(Collected data entries)
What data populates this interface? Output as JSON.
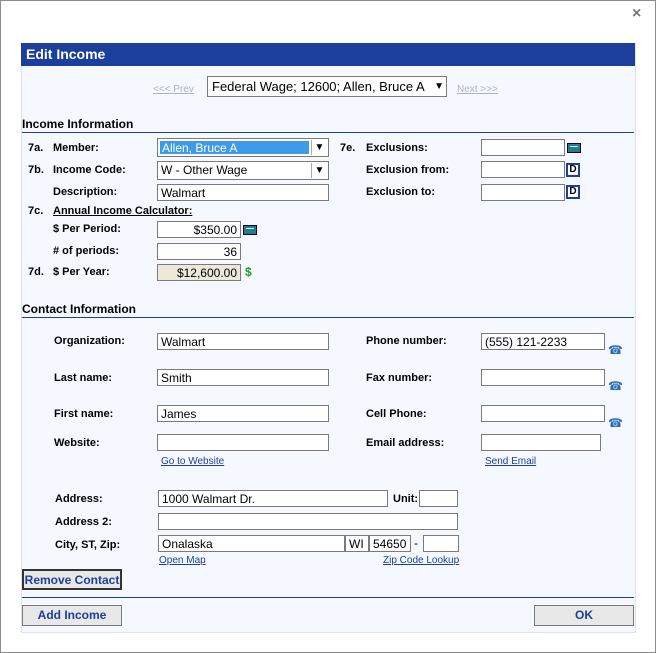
{
  "dialog": {
    "title": "Edit Income",
    "close_icon": "×"
  },
  "nav": {
    "prev": "<<< Prev",
    "next": "Next >>>",
    "selected": "Federal Wage; 12600; Allen, Bruce A"
  },
  "income": {
    "section": "Income Information",
    "member_num": "7a.",
    "member_label": "Member:",
    "member_value": "Allen, Bruce A",
    "code_num": "7b.",
    "code_label": "Income Code:",
    "code_value": "W - Other Wage",
    "desc_label": "Description:",
    "desc_value": "Walmart",
    "calc_num": "7c.",
    "calc_label": "Annual Income Calculator:",
    "per_period_label": "$ Per Period:",
    "per_period_value": "$350.00",
    "periods_label": "# of periods:",
    "periods_value": "36",
    "year_num": "7d.",
    "year_label": "$ Per Year:",
    "year_value": "$12,600.00",
    "excl_num": "7e.",
    "excl_label": "Exclusions:",
    "excl_value": "",
    "excl_from_label": "Exclusion from:",
    "excl_from_value": "",
    "excl_to_label": "Exclusion to:",
    "excl_to_value": "",
    "date_icon": "D"
  },
  "contact": {
    "section": "Contact Information",
    "org_label": "Organization:",
    "org_value": "Walmart",
    "last_label": "Last name:",
    "last_value": "Smith",
    "first_label": "First name:",
    "first_value": "James",
    "web_label": "Website:",
    "web_value": "",
    "web_link": "Go to Website",
    "phone_label": "Phone number:",
    "phone_value": "(555) 121-2233",
    "fax_label": "Fax number:",
    "fax_value": "",
    "cell_label": "Cell Phone:",
    "cell_value": "",
    "email_label": "Email address:",
    "email_value": "",
    "email_link": "Send Email",
    "addr_label": "Address:",
    "addr_value": "1000 Walmart Dr.",
    "unit_label": "Unit:",
    "unit_value": "",
    "addr2_label": "Address 2:",
    "addr2_value": "",
    "csz_label": "City, ST, Zip:",
    "city_value": "Onalaska",
    "state_value": "WI",
    "zip_value": "54650",
    "zip_sep": "-",
    "zip4_value": "",
    "map_link": "Open Map",
    "zip_link": "Zip Code Lookup",
    "remove_btn": "Remove Contact"
  },
  "footer": {
    "add_btn": "Add Income",
    "ok_btn": "OK"
  }
}
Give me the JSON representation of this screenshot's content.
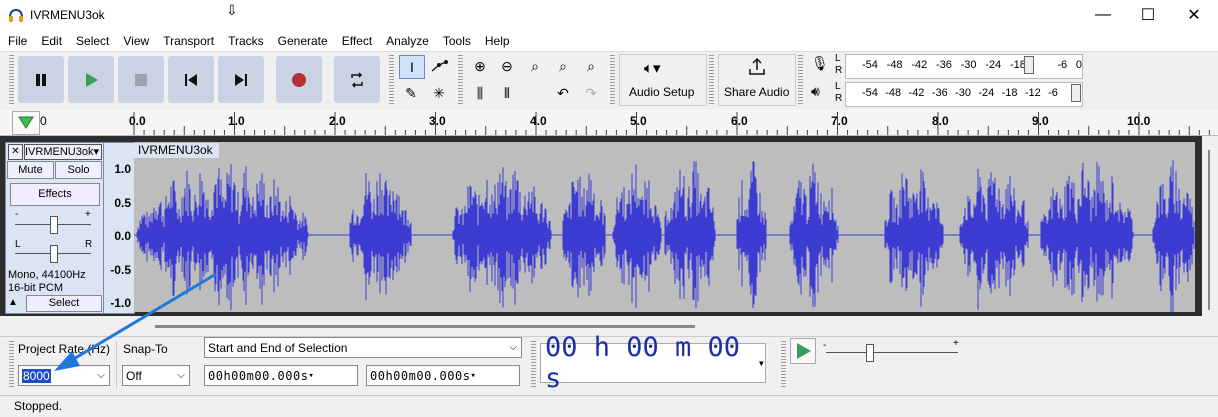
{
  "window": {
    "title": "IVRMENU3ok",
    "minimize": "—",
    "maximize": "☐",
    "close": "✕"
  },
  "menu": [
    "File",
    "Edit",
    "Select",
    "View",
    "Transport",
    "Tracks",
    "Generate",
    "Effect",
    "Analyze",
    "Tools",
    "Help"
  ],
  "toolbar": {
    "audio_setup": "Audio Setup",
    "share_audio": "Share Audio",
    "rec_meter_labels": [
      "-54",
      "-48",
      "-42",
      "-36",
      "-30",
      "-24",
      "-18",
      "",
      "-6",
      "0"
    ],
    "play_meter_labels": [
      "-54",
      "-48",
      "-42",
      "-36",
      "-30",
      "-24",
      "-18",
      "-12",
      "-6",
      ""
    ],
    "meter_lr": [
      "L",
      "R"
    ]
  },
  "ruler": {
    "labels": [
      "0",
      "0.0",
      "1.0",
      "2.0",
      "3.0",
      "4.0",
      "5.0",
      "6.0",
      "7.0",
      "8.0",
      "9.0",
      "10.0"
    ]
  },
  "track": {
    "name": "IVRMENU3ok",
    "mute": "Mute",
    "solo": "Solo",
    "effects": "Effects",
    "gain_minus": "-",
    "gain_plus": "+",
    "pan_l": "L",
    "pan_r": "R",
    "info_line1": "Mono, 44100Hz",
    "info_line2": "16-bit PCM",
    "select": "Select",
    "scale": [
      "1.0",
      "0.5",
      "0.0",
      "-0.5",
      "-1.0"
    ],
    "clip_name": "IVRMENU3ok"
  },
  "selection": {
    "project_rate_label": "Project Rate (Hz)",
    "project_rate_value": "8000",
    "snap_to_label": "Snap-To",
    "snap_to_value": "Off",
    "selection_mode": "Start and End of Selection",
    "start_time": "00h00m00.000s",
    "end_time": "00h00m00.000s",
    "audio_position": "00 h 00 m 00 s"
  },
  "status": {
    "text": "Stopped."
  },
  "colors": {
    "waveform": "#3c3cd2",
    "track_bg": "#bdbdbd",
    "accent_arrow": "#1e7ad8",
    "record": "#b3303b"
  }
}
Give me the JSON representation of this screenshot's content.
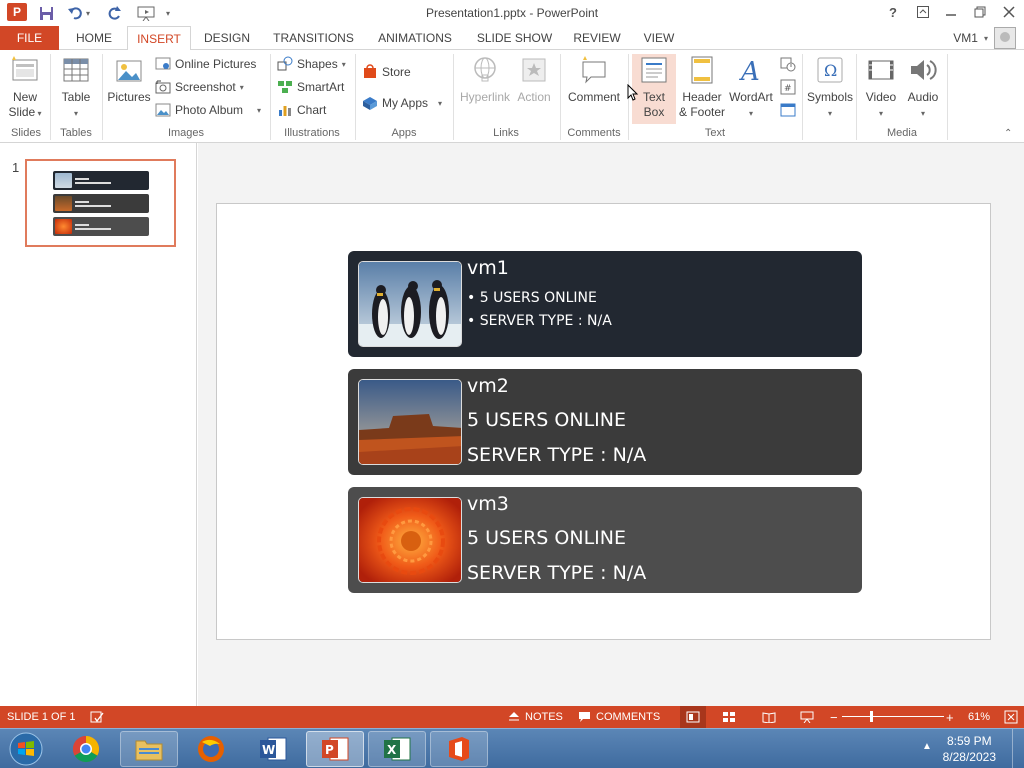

Exercise prompt: Write out every line above exactly as it is, leaving out the pictures.

Answer to this task:
What data populates this interface? Output as JSON.
{
  "dialog": {
    "title": "Edit Income",
    "close_icon": "×"
  },
  "nav": {
    "prev": "<<< Prev",
    "next": "Next >>>",
    "selected": "Federal Wage; 12600; Allen, Bruce A"
  },
  "income": {
    "section": "Income Information",
    "member_num": "7a.",
    "member_label": "Member:",
    "member_value": "Allen, Bruce A",
    "code_num": "7b.",
    "code_label": "Income Code:",
    "code_value": "W - Other Wage",
    "desc_label": "Description:",
    "desc_value": "Walmart",
    "calc_num": "7c.",
    "calc_label": "Annual Income Calculator:",
    "per_period_label": "$ Per Period:",
    "per_period_value": "$350.00",
    "periods_label": "# of periods:",
    "periods_value": "36",
    "year_num": "7d.",
    "year_label": "$ Per Year:",
    "year_value": "$12,600.00",
    "excl_num": "7e.",
    "excl_label": "Exclusions:",
    "excl_value": "",
    "excl_from_label": "Exclusion from:",
    "excl_from_value": "",
    "excl_to_label": "Exclusion to:",
    "excl_to_value": "",
    "date_icon": "D"
  },
  "contact": {
    "section": "Contact Information",
    "org_label": "Organization:",
    "org_value": "Walmart",
    "last_label": "Last name:",
    "last_value": "Smith",
    "first_label": "First name:",
    "first_value": "James",
    "web_label": "Website:",
    "web_value": "",
    "web_link": "Go to Website",
    "phone_label": "Phone number:",
    "phone_value": "(555) 121-2233",
    "fax_label": "Fax number:",
    "fax_value": "",
    "cell_label": "Cell Phone:",
    "cell_value": "",
    "email_label": "Email address:",
    "email_value": "",
    "email_link": "Send Email",
    "addr_label": "Address:",
    "addr_value": "1000 Walmart Dr.",
    "unit_label": "Unit:",
    "unit_value": "",
    "addr2_label": "Address 2:",
    "addr2_value": "",
    "csz_label": "City, ST, Zip:",
    "city_value": "Onalaska",
    "state_value": "WI",
    "zip_value": "54650",
    "zip_sep": "-",
    "zip4_value": "",
    "map_link": "Open Map",
    "zip_link": "Zip Code Lookup",
    "remove_btn": "Remove Contact"
  },
  "footer": {
    "add_btn": "Add Income",
    "ok_btn": "OK"
  }
}
Give me the JSON representation of this screenshot's content.
{
  "window": {
    "title": "IVRMENU3ok",
    "minimize": "—",
    "maximize": "☐",
    "close": "✕"
  },
  "menu": [
    "File",
    "Edit",
    "Select",
    "View",
    "Transport",
    "Tracks",
    "Generate",
    "Effect",
    "Analyze",
    "Tools",
    "Help"
  ],
  "toolbar": {
    "audio_setup": "Audio Setup",
    "share_audio": "Share Audio",
    "rec_meter_labels": [
      "-54",
      "-48",
      "-42",
      "-36",
      "-30",
      "-24",
      "-18",
      "",
      "-6",
      "0"
    ],
    "play_meter_labels": [
      "-54",
      "-48",
      "-42",
      "-36",
      "-30",
      "-24",
      "-18",
      "-12",
      "-6",
      ""
    ],
    "meter_lr": [
      "L",
      "R"
    ]
  },
  "ruler": {
    "labels": [
      "0",
      "0.0",
      "1.0",
      "2.0",
      "3.0",
      "4.0",
      "5.0",
      "6.0",
      "7.0",
      "8.0",
      "9.0",
      "10.0"
    ]
  },
  "track": {
    "name": "IVRMENU3ok",
    "mute": "Mute",
    "solo": "Solo",
    "effects": "Effects",
    "gain_minus": "-",
    "gain_plus": "+",
    "pan_l": "L",
    "pan_r": "R",
    "info_line1": "Mono, 44100Hz",
    "info_line2": "16-bit PCM",
    "select": "Select",
    "scale": [
      "1.0",
      "0.5",
      "0.0",
      "-0.5",
      "-1.0"
    ],
    "clip_name": "IVRMENU3ok"
  },
  "selection": {
    "project_rate_label": "Project Rate (Hz)",
    "project_rate_value": "8000",
    "snap_to_label": "Snap-To",
    "snap_to_value": "Off",
    "selection_mode": "Start and End of Selection",
    "start_time": "00h00m00.000s",
    "end_time": "00h00m00.000s",
    "audio_position": "00 h 00 m 00 s"
  },
  "status": {
    "text": "Stopped."
  },
  "colors": {
    "waveform": "#3c3cd2",
    "track_bg": "#bdbdbd",
    "accent_arrow": "#1e7ad8",
    "record": "#b3303b"
  }
}
Give me the JSON representation of this screenshot's content.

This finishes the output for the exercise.